Aim of the exercise: Find each line with the word "this" and say how many there are, nothing else.

Records shown:
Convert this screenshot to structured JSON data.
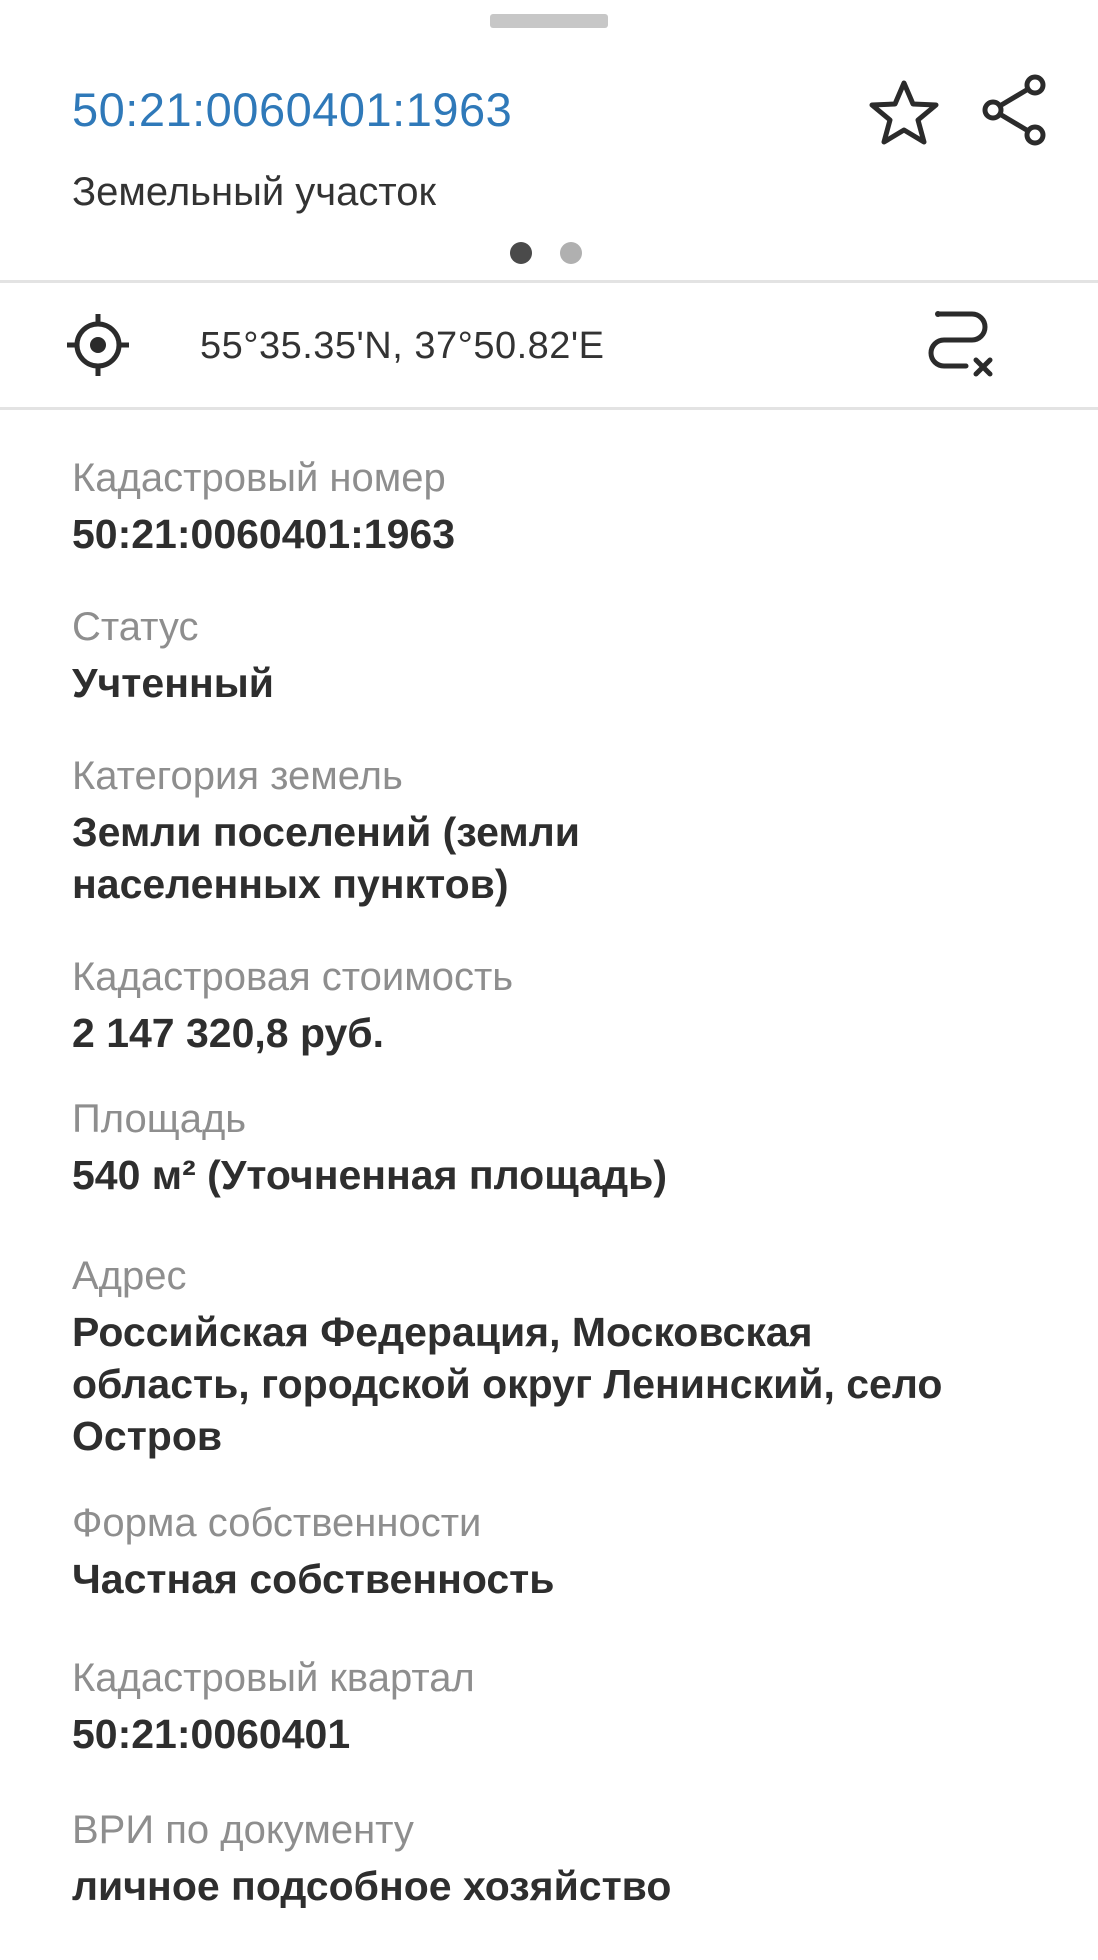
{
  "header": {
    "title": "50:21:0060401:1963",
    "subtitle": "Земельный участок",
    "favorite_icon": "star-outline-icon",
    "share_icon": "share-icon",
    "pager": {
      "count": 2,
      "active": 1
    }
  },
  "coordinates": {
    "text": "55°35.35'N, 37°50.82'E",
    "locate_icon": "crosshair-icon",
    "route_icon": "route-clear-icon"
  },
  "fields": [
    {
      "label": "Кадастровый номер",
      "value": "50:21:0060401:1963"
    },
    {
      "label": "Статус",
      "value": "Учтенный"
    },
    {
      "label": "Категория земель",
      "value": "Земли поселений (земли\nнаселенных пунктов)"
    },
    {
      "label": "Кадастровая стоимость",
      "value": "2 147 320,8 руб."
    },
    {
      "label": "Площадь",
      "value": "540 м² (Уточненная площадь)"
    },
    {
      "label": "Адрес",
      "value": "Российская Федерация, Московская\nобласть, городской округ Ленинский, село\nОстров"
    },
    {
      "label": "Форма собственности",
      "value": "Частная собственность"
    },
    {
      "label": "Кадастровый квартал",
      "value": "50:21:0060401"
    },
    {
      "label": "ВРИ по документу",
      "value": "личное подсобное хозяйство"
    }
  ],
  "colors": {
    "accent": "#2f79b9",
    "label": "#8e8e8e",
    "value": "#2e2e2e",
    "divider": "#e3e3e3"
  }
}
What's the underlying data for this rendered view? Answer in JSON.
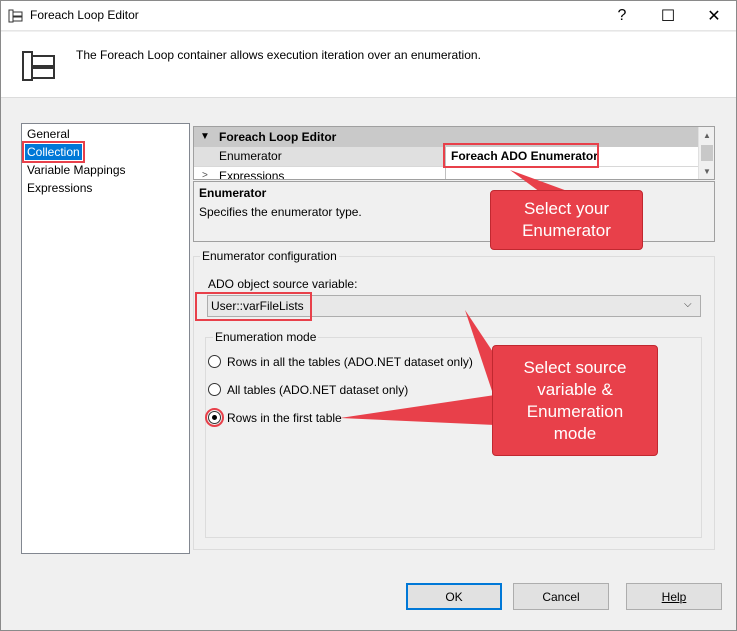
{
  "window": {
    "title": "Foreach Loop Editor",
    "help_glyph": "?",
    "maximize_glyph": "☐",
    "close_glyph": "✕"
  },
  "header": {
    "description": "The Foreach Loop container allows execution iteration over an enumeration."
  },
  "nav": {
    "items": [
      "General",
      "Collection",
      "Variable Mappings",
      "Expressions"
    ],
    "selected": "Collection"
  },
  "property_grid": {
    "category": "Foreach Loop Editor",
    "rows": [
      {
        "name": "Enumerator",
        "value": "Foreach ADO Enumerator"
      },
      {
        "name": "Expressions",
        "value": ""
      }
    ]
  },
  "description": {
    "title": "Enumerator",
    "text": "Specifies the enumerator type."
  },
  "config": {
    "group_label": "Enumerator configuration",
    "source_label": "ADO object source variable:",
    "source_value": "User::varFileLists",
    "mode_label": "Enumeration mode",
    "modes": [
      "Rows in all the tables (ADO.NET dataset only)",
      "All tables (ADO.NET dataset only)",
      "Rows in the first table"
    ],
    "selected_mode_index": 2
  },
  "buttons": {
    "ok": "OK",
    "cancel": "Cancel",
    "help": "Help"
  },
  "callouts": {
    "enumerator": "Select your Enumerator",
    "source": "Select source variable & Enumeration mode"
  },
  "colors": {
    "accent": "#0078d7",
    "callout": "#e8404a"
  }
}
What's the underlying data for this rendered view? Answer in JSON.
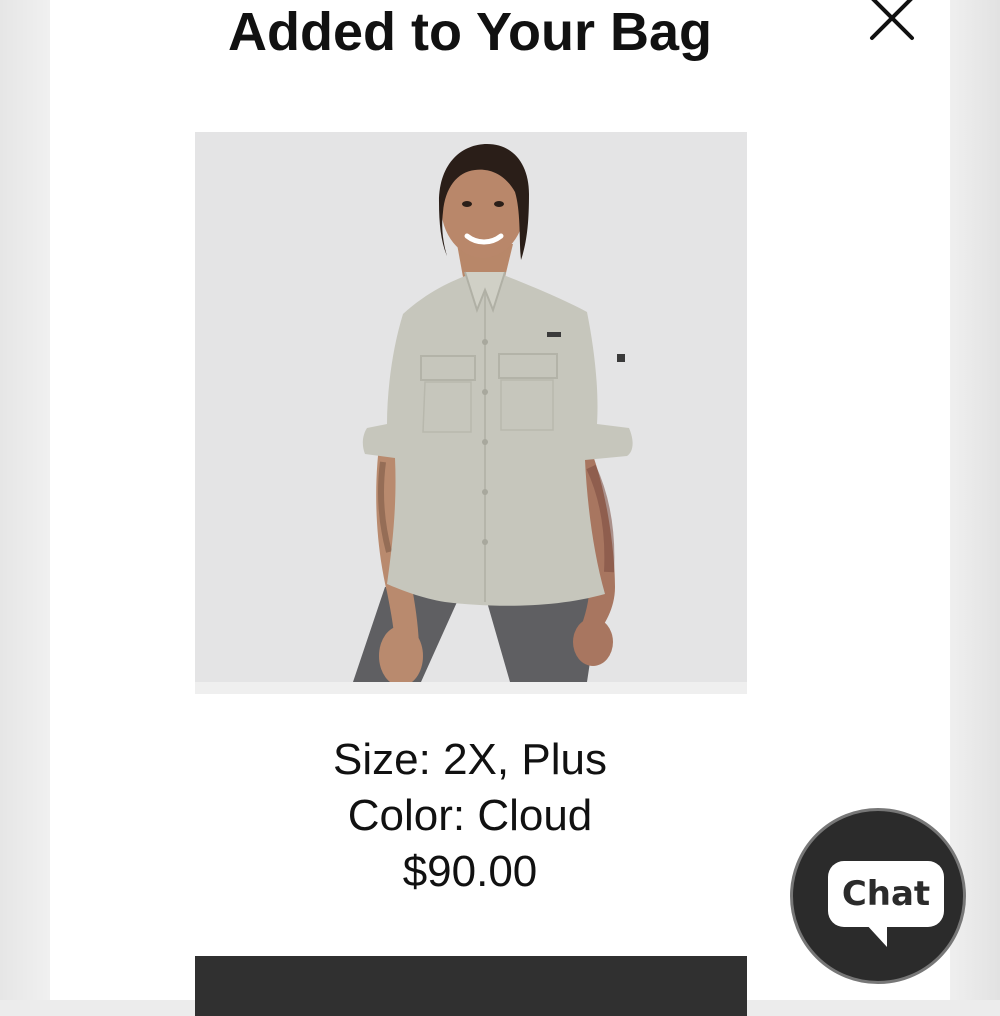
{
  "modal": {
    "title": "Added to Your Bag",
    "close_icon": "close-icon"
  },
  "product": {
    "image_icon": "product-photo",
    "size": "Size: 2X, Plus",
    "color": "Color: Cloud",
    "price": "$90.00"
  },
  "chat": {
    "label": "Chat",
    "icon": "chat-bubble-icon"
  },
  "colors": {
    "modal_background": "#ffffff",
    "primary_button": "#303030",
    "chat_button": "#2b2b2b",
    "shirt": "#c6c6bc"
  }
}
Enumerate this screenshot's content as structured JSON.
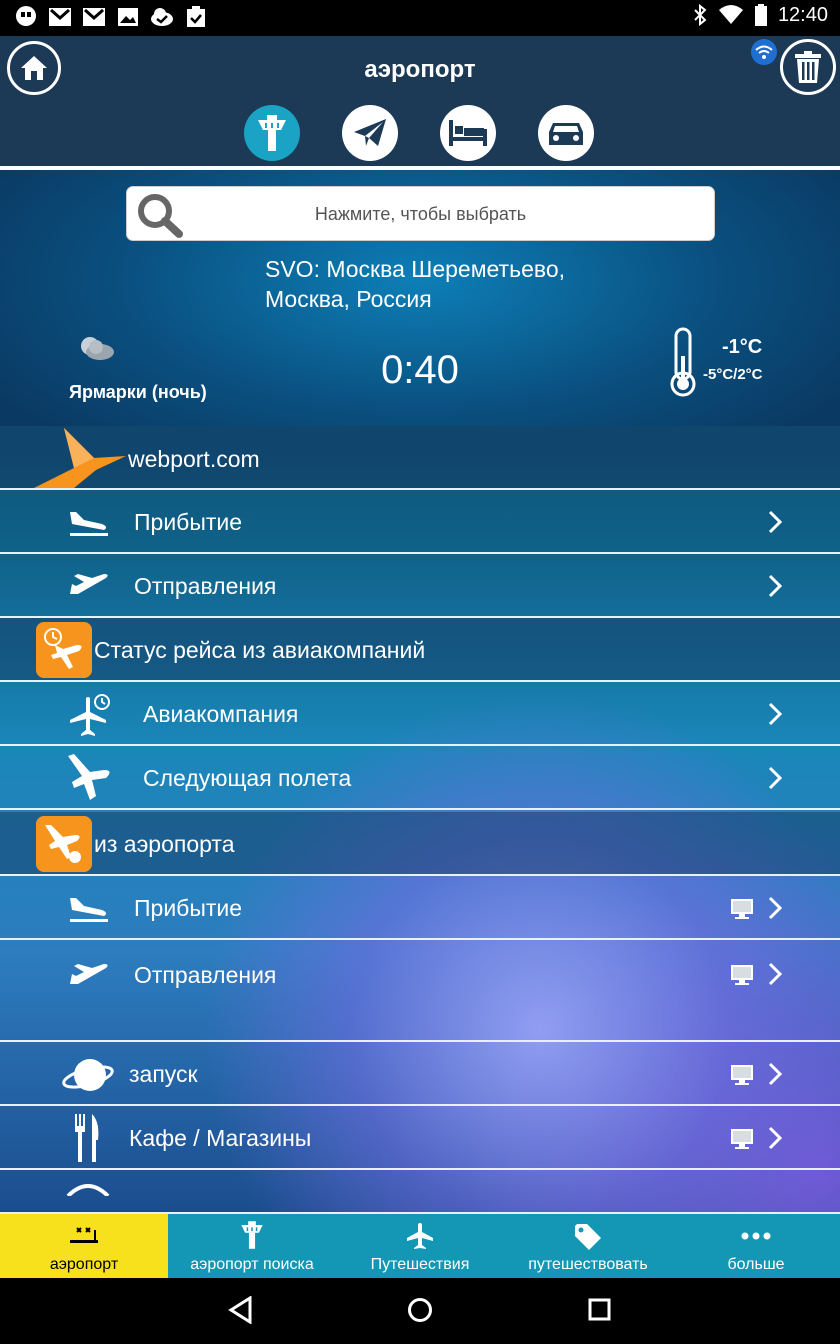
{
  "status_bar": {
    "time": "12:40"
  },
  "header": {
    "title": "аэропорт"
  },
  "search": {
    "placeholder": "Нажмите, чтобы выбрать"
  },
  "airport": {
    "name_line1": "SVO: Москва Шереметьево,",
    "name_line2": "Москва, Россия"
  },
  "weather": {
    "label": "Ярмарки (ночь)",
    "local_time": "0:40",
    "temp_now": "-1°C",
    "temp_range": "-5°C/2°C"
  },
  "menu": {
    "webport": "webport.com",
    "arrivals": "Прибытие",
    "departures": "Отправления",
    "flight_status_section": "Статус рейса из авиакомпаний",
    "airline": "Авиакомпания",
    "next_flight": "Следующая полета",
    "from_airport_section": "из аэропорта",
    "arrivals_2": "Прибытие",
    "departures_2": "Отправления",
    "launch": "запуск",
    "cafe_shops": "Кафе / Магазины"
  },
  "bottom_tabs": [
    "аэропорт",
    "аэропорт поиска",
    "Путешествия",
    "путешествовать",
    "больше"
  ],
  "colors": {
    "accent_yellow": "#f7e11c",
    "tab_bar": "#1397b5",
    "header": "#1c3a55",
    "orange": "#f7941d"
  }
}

Written reply: 4